What needs to be done
Report every line below that holds the word "name".

┌──

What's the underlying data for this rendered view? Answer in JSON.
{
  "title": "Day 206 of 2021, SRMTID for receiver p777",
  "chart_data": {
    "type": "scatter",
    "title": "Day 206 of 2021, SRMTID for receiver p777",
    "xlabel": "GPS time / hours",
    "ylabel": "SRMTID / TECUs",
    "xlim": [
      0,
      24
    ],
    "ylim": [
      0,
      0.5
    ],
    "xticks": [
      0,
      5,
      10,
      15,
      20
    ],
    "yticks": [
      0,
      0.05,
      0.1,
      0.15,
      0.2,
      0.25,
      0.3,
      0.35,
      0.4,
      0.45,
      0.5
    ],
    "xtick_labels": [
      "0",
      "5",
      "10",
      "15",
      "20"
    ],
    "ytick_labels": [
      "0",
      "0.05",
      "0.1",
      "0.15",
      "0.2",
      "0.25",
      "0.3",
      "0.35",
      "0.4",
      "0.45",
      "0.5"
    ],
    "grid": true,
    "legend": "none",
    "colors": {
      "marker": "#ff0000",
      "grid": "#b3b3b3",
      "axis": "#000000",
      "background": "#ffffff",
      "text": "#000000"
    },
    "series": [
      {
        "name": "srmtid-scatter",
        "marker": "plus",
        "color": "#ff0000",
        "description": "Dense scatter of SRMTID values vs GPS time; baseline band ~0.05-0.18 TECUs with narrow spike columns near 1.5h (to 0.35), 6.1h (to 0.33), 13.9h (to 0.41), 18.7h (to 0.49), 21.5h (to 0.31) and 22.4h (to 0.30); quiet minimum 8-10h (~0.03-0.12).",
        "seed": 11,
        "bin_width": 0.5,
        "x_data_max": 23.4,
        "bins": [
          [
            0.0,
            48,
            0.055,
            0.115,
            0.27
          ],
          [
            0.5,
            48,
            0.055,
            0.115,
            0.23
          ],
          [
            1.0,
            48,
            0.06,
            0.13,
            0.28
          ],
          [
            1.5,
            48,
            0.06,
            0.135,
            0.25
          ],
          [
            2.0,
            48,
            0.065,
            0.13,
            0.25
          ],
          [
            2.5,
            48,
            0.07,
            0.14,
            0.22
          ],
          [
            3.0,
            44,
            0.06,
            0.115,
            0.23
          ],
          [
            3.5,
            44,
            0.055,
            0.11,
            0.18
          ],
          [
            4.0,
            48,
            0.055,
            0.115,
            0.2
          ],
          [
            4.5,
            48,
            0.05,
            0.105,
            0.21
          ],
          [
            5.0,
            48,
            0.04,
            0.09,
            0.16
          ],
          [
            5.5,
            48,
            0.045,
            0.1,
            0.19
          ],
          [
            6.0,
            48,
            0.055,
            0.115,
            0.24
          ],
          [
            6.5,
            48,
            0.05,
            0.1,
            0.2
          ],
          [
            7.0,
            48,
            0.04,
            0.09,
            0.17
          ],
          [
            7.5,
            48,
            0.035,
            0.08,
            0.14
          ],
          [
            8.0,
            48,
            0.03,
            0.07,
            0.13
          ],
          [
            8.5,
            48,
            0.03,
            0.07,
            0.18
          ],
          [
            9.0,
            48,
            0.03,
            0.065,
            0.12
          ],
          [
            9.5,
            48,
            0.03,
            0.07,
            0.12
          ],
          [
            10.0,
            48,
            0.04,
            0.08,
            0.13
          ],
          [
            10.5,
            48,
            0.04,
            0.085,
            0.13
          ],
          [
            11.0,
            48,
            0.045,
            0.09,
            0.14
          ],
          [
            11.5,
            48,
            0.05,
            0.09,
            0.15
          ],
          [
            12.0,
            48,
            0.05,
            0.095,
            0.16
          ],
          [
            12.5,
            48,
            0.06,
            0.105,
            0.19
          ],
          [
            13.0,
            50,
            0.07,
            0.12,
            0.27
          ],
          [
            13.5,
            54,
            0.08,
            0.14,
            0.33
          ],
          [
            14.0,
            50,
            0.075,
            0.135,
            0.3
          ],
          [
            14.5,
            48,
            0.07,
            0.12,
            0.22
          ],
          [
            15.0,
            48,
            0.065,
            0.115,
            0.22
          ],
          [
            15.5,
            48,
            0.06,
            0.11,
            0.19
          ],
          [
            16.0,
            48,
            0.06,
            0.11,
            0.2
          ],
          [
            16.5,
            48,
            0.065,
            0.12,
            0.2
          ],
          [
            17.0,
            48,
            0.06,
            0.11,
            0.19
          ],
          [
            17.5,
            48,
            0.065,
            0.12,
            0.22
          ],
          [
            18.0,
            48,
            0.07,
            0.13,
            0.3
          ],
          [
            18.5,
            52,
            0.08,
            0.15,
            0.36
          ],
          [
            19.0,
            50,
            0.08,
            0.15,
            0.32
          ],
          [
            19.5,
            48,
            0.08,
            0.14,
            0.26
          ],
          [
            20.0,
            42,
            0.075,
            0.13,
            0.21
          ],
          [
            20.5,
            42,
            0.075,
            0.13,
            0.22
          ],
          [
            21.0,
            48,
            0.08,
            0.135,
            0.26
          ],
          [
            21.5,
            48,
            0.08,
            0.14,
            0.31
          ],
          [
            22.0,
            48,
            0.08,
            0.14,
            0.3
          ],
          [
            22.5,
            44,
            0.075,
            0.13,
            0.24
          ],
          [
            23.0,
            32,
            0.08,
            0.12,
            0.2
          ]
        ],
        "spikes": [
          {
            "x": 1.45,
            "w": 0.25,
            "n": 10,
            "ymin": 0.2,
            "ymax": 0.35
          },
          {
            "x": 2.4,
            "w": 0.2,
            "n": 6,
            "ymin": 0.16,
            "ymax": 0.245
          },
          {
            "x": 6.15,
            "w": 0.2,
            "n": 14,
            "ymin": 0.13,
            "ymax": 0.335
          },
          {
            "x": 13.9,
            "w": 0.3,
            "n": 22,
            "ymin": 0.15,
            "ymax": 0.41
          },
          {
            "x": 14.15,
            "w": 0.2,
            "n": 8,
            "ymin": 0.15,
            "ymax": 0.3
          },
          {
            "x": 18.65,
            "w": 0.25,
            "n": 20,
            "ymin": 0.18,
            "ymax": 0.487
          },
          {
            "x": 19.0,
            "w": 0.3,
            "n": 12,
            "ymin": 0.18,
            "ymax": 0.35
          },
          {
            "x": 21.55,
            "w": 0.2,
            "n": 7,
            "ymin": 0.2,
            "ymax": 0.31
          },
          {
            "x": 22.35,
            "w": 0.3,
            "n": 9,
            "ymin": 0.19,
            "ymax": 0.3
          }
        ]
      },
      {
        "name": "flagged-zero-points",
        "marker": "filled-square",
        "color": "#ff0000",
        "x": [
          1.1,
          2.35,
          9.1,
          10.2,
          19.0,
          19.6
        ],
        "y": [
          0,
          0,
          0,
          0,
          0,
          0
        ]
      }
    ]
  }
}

└──

Exercise solution
        "name": "srmtid-scatter",
        "name": "flagged-zero-points",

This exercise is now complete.